→ Stored data
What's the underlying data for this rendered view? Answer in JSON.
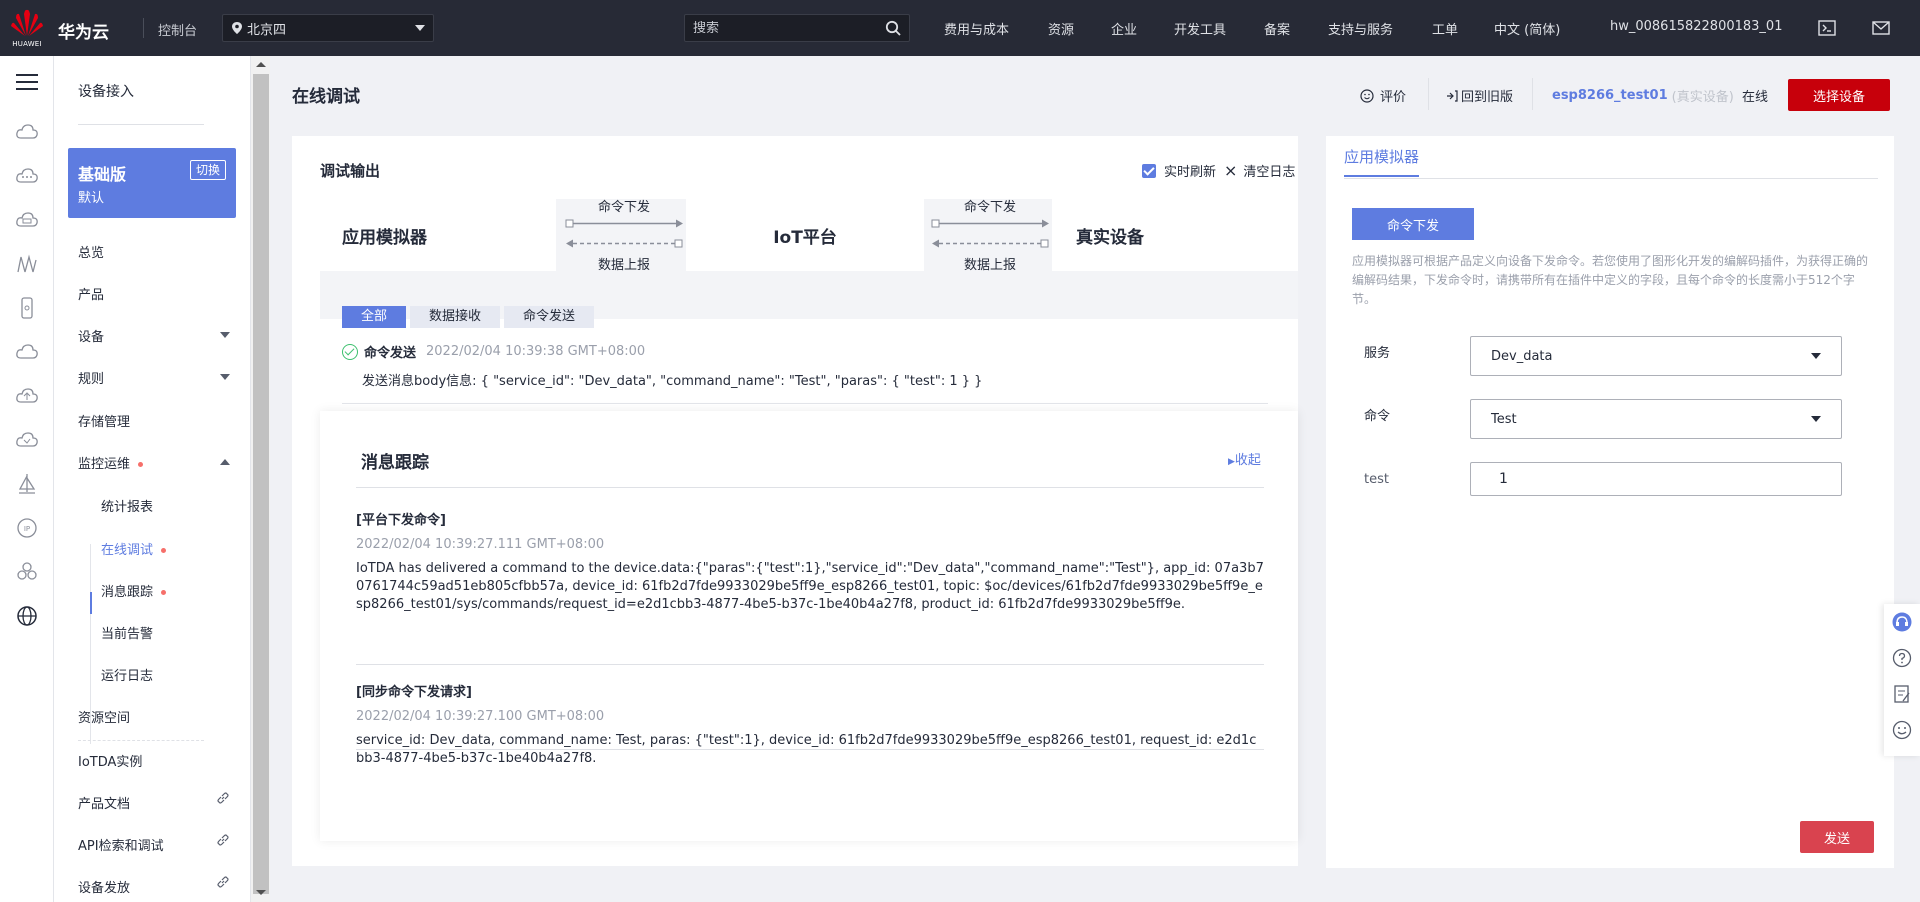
{
  "topbar": {
    "logo_caption": "HUAWEI",
    "brand": "华为云",
    "console": "控制台",
    "region": "北京四",
    "search_placeholder": "搜索",
    "nav": [
      "费用与成本",
      "资源",
      "企业",
      "开发工具",
      "备案",
      "支持与服务",
      "工单",
      "中文 (简体)",
      "hw_008615822800183_01"
    ]
  },
  "menu": {
    "title": "设备接入",
    "edition": {
      "name": "基础版",
      "desc": "默认",
      "switch": "切换"
    },
    "items": {
      "overview": "总览",
      "product": "产品",
      "device": "设备",
      "rules": "规则",
      "storage": "存储管理",
      "monitor": "监控运维",
      "stats": "统计报表",
      "online_debug": "在线调试",
      "msg_trace": "消息跟踪",
      "alarms": "当前告警",
      "run_log": "运行日志",
      "resource_space": "资源空间",
      "iotda_instance": "IoTDA实例",
      "product_docs": "产品文档",
      "api_explorer": "API检索和调试",
      "device_provision": "设备发放"
    }
  },
  "header": {
    "title": "在线调试",
    "rate": "评价",
    "back_old": "回到旧版",
    "device_name": "esp8266_test01",
    "device_type": "(真实设备)",
    "status": "在线",
    "select_device": "选择设备"
  },
  "debug": {
    "title": "调试输出",
    "realtime_refresh": "实时刷新",
    "clear_log": "清空日志",
    "nodes": [
      "应用模拟器",
      "IoT平台",
      "真实设备"
    ],
    "cmd_down": "命令下发",
    "data_up": "数据上报",
    "tabs": [
      "全部",
      "数据接收",
      "命令发送"
    ],
    "log": {
      "type": "命令发送",
      "time": "2022/02/04 10:39:38 GMT+08:00",
      "body": "发送消息body信息: { \"service_id\": \"Dev_data\", \"command_name\": \"Test\", \"paras\": { \"test\": 1 } }"
    }
  },
  "trace": {
    "title": "消息跟踪",
    "collapse": "收起",
    "entries": [
      {
        "title": "[平台下发命令]",
        "time": "2022/02/04 10:39:27.111 GMT+08:00",
        "body": "IoTDA has delivered a command to the device.data:{\"paras\":{\"test\":1},\"service_id\":\"Dev_data\",\"command_name\":\"Test\"}, app_id: 07a3b70761744c59ad51eb805cfbb57a, device_id: 61fb2d7fde9933029be5ff9e_esp8266_test01, topic: $oc/devices/61fb2d7fde9933029be5ff9e_esp8266_test01/sys/commands/request_id=e2d1cbb3-4877-4be5-b37c-1be40b4a27f8, product_id: 61fb2d7fde9933029be5ff9e."
      },
      {
        "title": "[同步命令下发请求]",
        "time": "2022/02/04 10:39:27.100 GMT+08:00",
        "body": "service_id: Dev_data, command_name: Test, paras: {\"test\":1}, device_id: 61fb2d7fde9933029be5ff9e_esp8266_test01, request_id: e2d1cbb3-4877-4be5-b37c-1be40b4a27f8."
      }
    ]
  },
  "simulator": {
    "tab": "应用模拟器",
    "cmd_button": "命令下发",
    "desc": "应用模拟器可根据产品定义向设备下发命令。若您使用了图形化开发的编解码插件，为获得正确的编解码结果，下发命令时，请携带所有在插件中定义的字段，且每个命令的长度需小于512个字节。",
    "service_label": "服务",
    "service_value": "Dev_data",
    "command_label": "命令",
    "command_value": "Test",
    "param_label": "test",
    "param_value": "1",
    "send": "发送"
  },
  "colors": {
    "brand_red": "#c7000b",
    "accent": "#5e7ce0",
    "topbar": "#272a36"
  }
}
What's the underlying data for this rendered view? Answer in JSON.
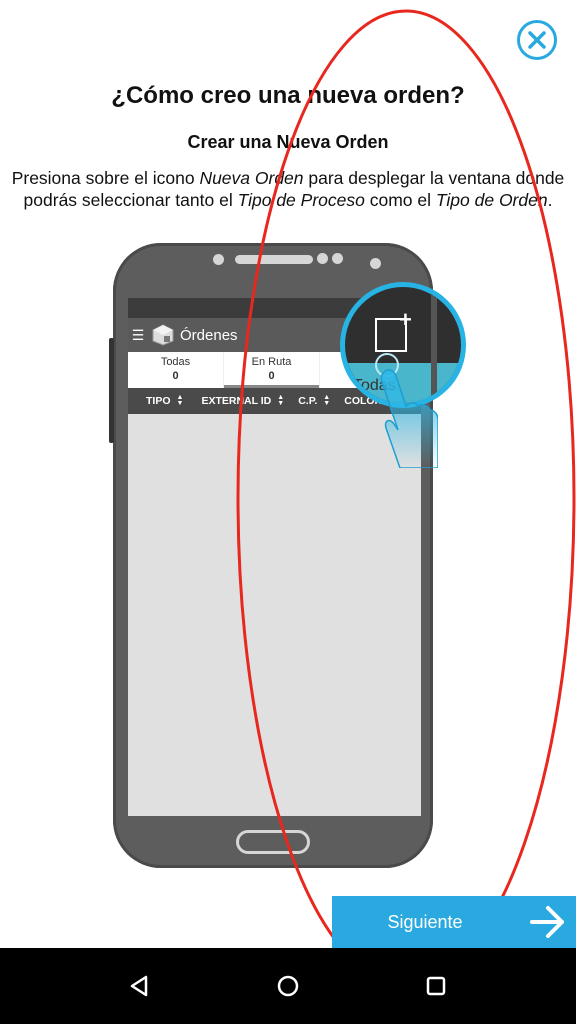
{
  "header": {
    "close_icon": "close-circle-icon"
  },
  "title": "¿Cómo creo una nueva orden?",
  "subtitle": "Crear una Nueva Orden",
  "description": {
    "part1": "Presiona sobre el icono ",
    "em1": "Nueva Orden",
    "part2": " para desplegar la ventana donde podrás seleccionar tanto el ",
    "em2": "Tipo de Proceso",
    "part3": " como el ",
    "em3": "Tipo de Orden",
    "part4": "."
  },
  "phone_screen": {
    "app_title": "Órdenes",
    "tabs": [
      {
        "label": "Todas",
        "count": "0"
      },
      {
        "label": "En Ruta",
        "count": "0"
      }
    ],
    "columns": [
      "TIPO",
      "EXTERNAL ID",
      "C.P.",
      "COLONI"
    ],
    "magnified_label": "Todas"
  },
  "next_button": {
    "label": "Siguiente",
    "icon": "arrow-right-icon"
  },
  "navbar": {
    "back_icon": "back-triangle-icon",
    "home_icon": "home-circle-icon",
    "recents_icon": "recents-square-icon"
  },
  "colors": {
    "accent": "#29a9e0",
    "annotation": "#e8281e",
    "phone_body": "#5d5d5d"
  }
}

→ Objective
Using the data above, print every line exactly, omitting pictures.

→ Reply
What's the underlying data for this rendered view? Answer in JSON.
{
  "topbar": {
    "logo_caption": "HUAWEI",
    "brand": "华为云",
    "console": "控制台",
    "region": "北京四",
    "search_placeholder": "搜索",
    "nav": [
      "费用与成本",
      "资源",
      "企业",
      "开发工具",
      "备案",
      "支持与服务",
      "工单",
      "中文 (简体)",
      "hw_008615822800183_01"
    ]
  },
  "menu": {
    "title": "设备接入",
    "edition": {
      "name": "基础版",
      "desc": "默认",
      "switch": "切换"
    },
    "items": {
      "overview": "总览",
      "product": "产品",
      "device": "设备",
      "rules": "规则",
      "storage": "存储管理",
      "monitor": "监控运维",
      "stats": "统计报表",
      "online_debug": "在线调试",
      "msg_trace": "消息跟踪",
      "alarms": "当前告警",
      "run_log": "运行日志",
      "resource_space": "资源空间",
      "iotda_instance": "IoTDA实例",
      "product_docs": "产品文档",
      "api_explorer": "API检索和调试",
      "device_provision": "设备发放"
    }
  },
  "header": {
    "title": "在线调试",
    "rate": "评价",
    "back_old": "回到旧版",
    "device_name": "esp8266_test01",
    "device_type": "(真实设备)",
    "status": "在线",
    "select_device": "选择设备"
  },
  "debug": {
    "title": "调试输出",
    "realtime_refresh": "实时刷新",
    "clear_log": "清空日志",
    "nodes": [
      "应用模拟器",
      "IoT平台",
      "真实设备"
    ],
    "cmd_down": "命令下发",
    "data_up": "数据上报",
    "tabs": [
      "全部",
      "数据接收",
      "命令发送"
    ],
    "log": {
      "type": "命令发送",
      "time": "2022/02/04 10:39:38 GMT+08:00",
      "body": "发送消息body信息: { \"service_id\": \"Dev_data\", \"command_name\": \"Test\", \"paras\": { \"test\": 1 } }"
    }
  },
  "trace": {
    "title": "消息跟踪",
    "collapse": "收起",
    "entries": [
      {
        "title": "[平台下发命令]",
        "time": "2022/02/04 10:39:27.111 GMT+08:00",
        "body": "IoTDA has delivered a command to the device.data:{\"paras\":{\"test\":1},\"service_id\":\"Dev_data\",\"command_name\":\"Test\"}, app_id: 07a3b70761744c59ad51eb805cfbb57a, device_id: 61fb2d7fde9933029be5ff9e_esp8266_test01, topic: $oc/devices/61fb2d7fde9933029be5ff9e_esp8266_test01/sys/commands/request_id=e2d1cbb3-4877-4be5-b37c-1be40b4a27f8, product_id: 61fb2d7fde9933029be5ff9e."
      },
      {
        "title": "[同步命令下发请求]",
        "time": "2022/02/04 10:39:27.100 GMT+08:00",
        "body": "service_id: Dev_data, command_name: Test, paras: {\"test\":1}, device_id: 61fb2d7fde9933029be5ff9e_esp8266_test01, request_id: e2d1cbb3-4877-4be5-b37c-1be40b4a27f8."
      }
    ]
  },
  "simulator": {
    "tab": "应用模拟器",
    "cmd_button": "命令下发",
    "desc": "应用模拟器可根据产品定义向设备下发命令。若您使用了图形化开发的编解码插件，为获得正确的编解码结果，下发命令时，请携带所有在插件中定义的字段，且每个命令的长度需小于512个字节。",
    "service_label": "服务",
    "service_value": "Dev_data",
    "command_label": "命令",
    "command_value": "Test",
    "param_label": "test",
    "param_value": "1",
    "send": "发送"
  },
  "colors": {
    "brand_red": "#c7000b",
    "accent": "#5e7ce0",
    "topbar": "#272a36"
  }
}
What's the underlying data for this rendered view? Answer in JSON.
{
  "header": {
    "close_icon": "close-circle-icon"
  },
  "title": "¿Cómo creo una nueva orden?",
  "subtitle": "Crear una Nueva Orden",
  "description": {
    "part1": "Presiona sobre el icono ",
    "em1": "Nueva Orden",
    "part2": " para desplegar la ventana donde podrás seleccionar tanto el ",
    "em2": "Tipo de Proceso",
    "part3": " como el ",
    "em3": "Tipo de Orden",
    "part4": "."
  },
  "phone_screen": {
    "app_title": "Órdenes",
    "tabs": [
      {
        "label": "Todas",
        "count": "0"
      },
      {
        "label": "En Ruta",
        "count": "0"
      }
    ],
    "columns": [
      "TIPO",
      "EXTERNAL ID",
      "C.P.",
      "COLONI"
    ],
    "magnified_label": "Todas"
  },
  "next_button": {
    "label": "Siguiente",
    "icon": "arrow-right-icon"
  },
  "navbar": {
    "back_icon": "back-triangle-icon",
    "home_icon": "home-circle-icon",
    "recents_icon": "recents-square-icon"
  },
  "colors": {
    "accent": "#29a9e0",
    "annotation": "#e8281e",
    "phone_body": "#5d5d5d"
  }
}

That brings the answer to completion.